▶ **Items**:
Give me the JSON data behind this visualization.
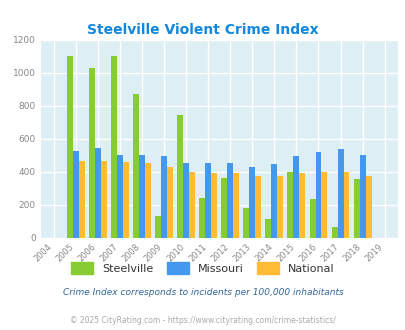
{
  "title": "Steelville Violent Crime Index",
  "years": [
    2004,
    2005,
    2006,
    2007,
    2008,
    2009,
    2010,
    2011,
    2012,
    2013,
    2014,
    2015,
    2016,
    2017,
    2018,
    2019
  ],
  "steelville": [
    null,
    1100,
    1030,
    1100,
    870,
    130,
    745,
    240,
    360,
    180,
    115,
    400,
    235,
    65,
    355,
    null
  ],
  "missouri": [
    null,
    525,
    545,
    500,
    500,
    495,
    455,
    450,
    450,
    430,
    445,
    495,
    520,
    535,
    500,
    null
  ],
  "national": [
    null,
    465,
    465,
    460,
    455,
    430,
    400,
    390,
    390,
    375,
    375,
    390,
    395,
    395,
    375,
    null
  ],
  "ylim": [
    0,
    1200
  ],
  "yticks": [
    0,
    200,
    400,
    600,
    800,
    1000,
    1200
  ],
  "steelville_color": "#88cc33",
  "missouri_color": "#4499ee",
  "national_color": "#ffbb33",
  "bg_color": "#ddeef5",
  "title_color": "#1188dd",
  "subtitle": "Crime Index corresponds to incidents per 100,000 inhabitants",
  "footer": "© 2025 CityRating.com - https://www.cityrating.com/crime-statistics/",
  "subtitle_color": "#336699",
  "footer_color": "#aaaaaa",
  "tick_color": "#888888"
}
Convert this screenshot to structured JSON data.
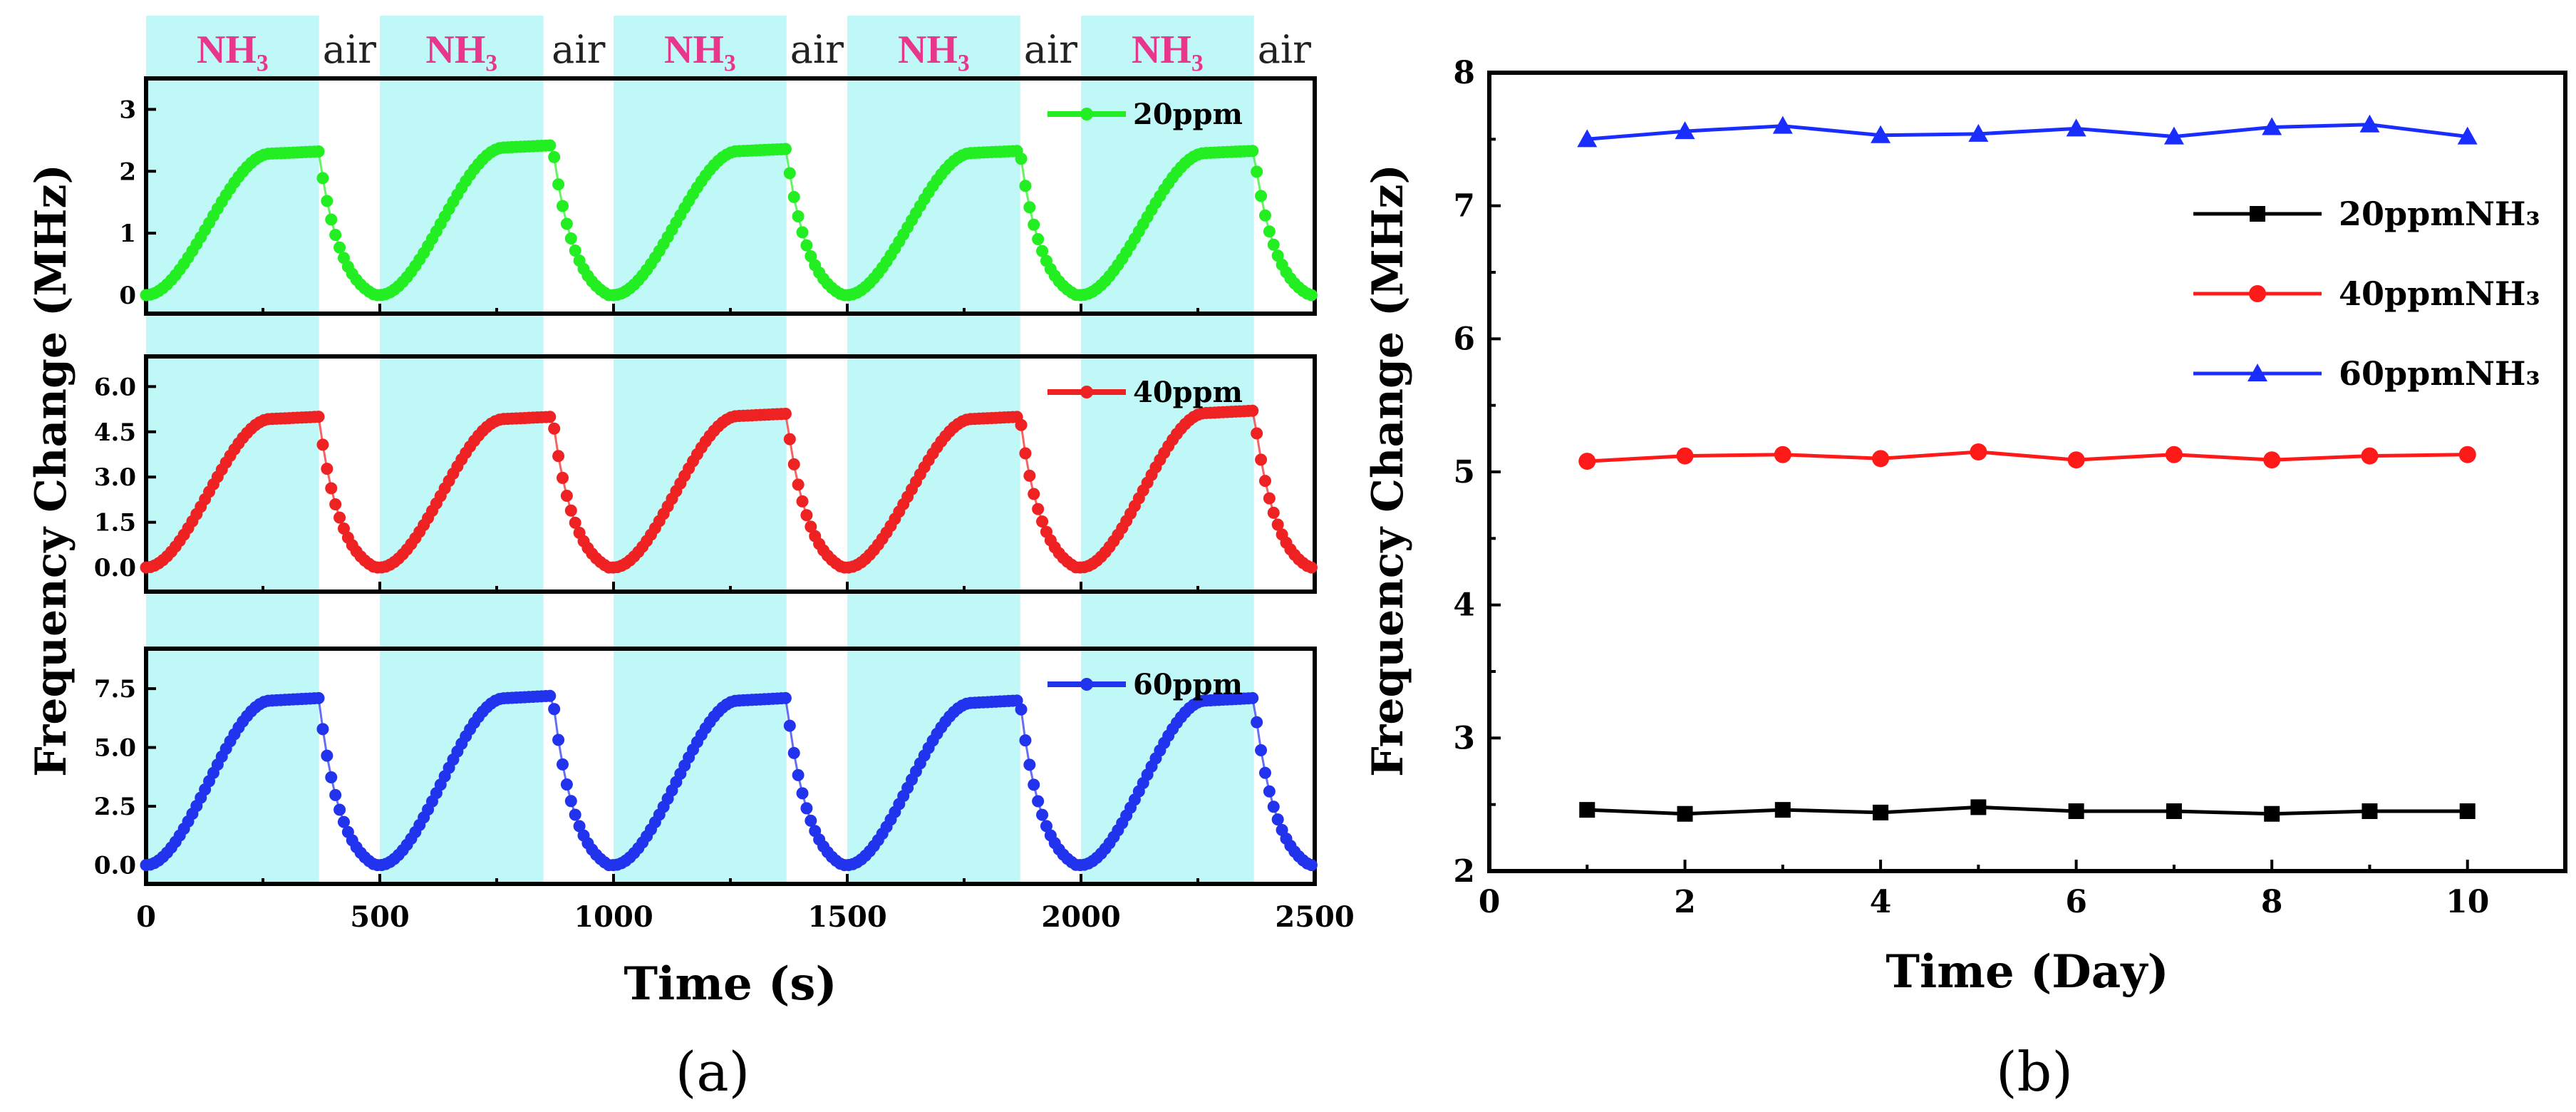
{
  "chart_data": [
    {
      "id": "a",
      "type": "line",
      "panel_label": "(a)",
      "xlabel": "Time (s)",
      "ylabel": "Frequency Change (MHz)",
      "xlim": [
        0,
        2500
      ],
      "x_ticks": [
        "0",
        "500",
        "1000",
        "1500",
        "2000",
        "2500"
      ],
      "gas_bands": {
        "labels": [
          "NH₃",
          "air",
          "NH₃",
          "air",
          "NH₃",
          "air",
          "NH₃",
          "air",
          "NH₃",
          "air"
        ],
        "nh3_intervals": [
          [
            0,
            370
          ],
          [
            500,
            850
          ],
          [
            1000,
            1370
          ],
          [
            1500,
            1870
          ],
          [
            2000,
            2370
          ]
        ],
        "nh3_color": "#c0f8f8",
        "nh3_label_color": "#e8368c"
      },
      "series": [
        {
          "name": "20ppm",
          "color": "#22ee22",
          "ylim": [
            -0.3,
            3.5
          ],
          "y_ticks": [
            "0",
            "1",
            "2",
            "3"
          ],
          "tick_values": [
            0,
            1,
            2,
            3
          ],
          "peaks": [
            2.32,
            2.42,
            2.36,
            2.33,
            2.33
          ]
        },
        {
          "name": "40ppm",
          "color": "#ee2222",
          "ylim": [
            -0.8,
            7.0
          ],
          "y_ticks": [
            "0.0",
            "1.5",
            "3.0",
            "4.5",
            "6.0"
          ],
          "tick_values": [
            0,
            1.5,
            3.0,
            4.5,
            6.0
          ],
          "peaks": [
            5.0,
            5.0,
            5.1,
            5.0,
            5.2
          ]
        },
        {
          "name": "60ppm",
          "color": "#2233ee",
          "ylim": [
            -0.8,
            9.2
          ],
          "y_ticks": [
            "0.0",
            "2.5",
            "5.0",
            "7.5"
          ],
          "tick_values": [
            0,
            2.5,
            5.0,
            7.5
          ],
          "peaks": [
            7.1,
            7.2,
            7.1,
            7.0,
            7.1
          ]
        }
      ]
    },
    {
      "id": "b",
      "type": "line",
      "panel_label": "(b)",
      "xlabel": "Time (Day)",
      "ylabel": "Frequency Change (MHz)",
      "xlim": [
        0,
        11
      ],
      "ylim": [
        2,
        8
      ],
      "x_ticks": [
        "0",
        "2",
        "4",
        "6",
        "8",
        "10"
      ],
      "x_tick_values": [
        0,
        2,
        4,
        6,
        8,
        10
      ],
      "y_ticks": [
        "2",
        "3",
        "4",
        "5",
        "6",
        "7",
        "8"
      ],
      "y_tick_values": [
        2,
        3,
        4,
        5,
        6,
        7,
        8
      ],
      "x": [
        1,
        2,
        3,
        4,
        5,
        6,
        7,
        8,
        9,
        10
      ],
      "legend_position": "top-right",
      "series": [
        {
          "name": "20ppmNH₃",
          "color": "#000000",
          "marker": "square",
          "values": [
            2.46,
            2.43,
            2.46,
            2.44,
            2.48,
            2.45,
            2.45,
            2.43,
            2.45,
            2.45
          ]
        },
        {
          "name": "40ppmNH₃",
          "color": "#ff1a1a",
          "marker": "circle",
          "values": [
            5.08,
            5.12,
            5.13,
            5.1,
            5.15,
            5.09,
            5.13,
            5.09,
            5.12,
            5.13
          ]
        },
        {
          "name": "60ppmNH₃",
          "color": "#1a2dff",
          "marker": "triangle",
          "values": [
            7.5,
            7.56,
            7.6,
            7.53,
            7.54,
            7.58,
            7.52,
            7.59,
            7.61,
            7.52
          ]
        }
      ]
    }
  ]
}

▶ **Exercise**: Across the records, count the lines holding the string "JSON". Give the number and stop.

▶ **Answer for the task**: 2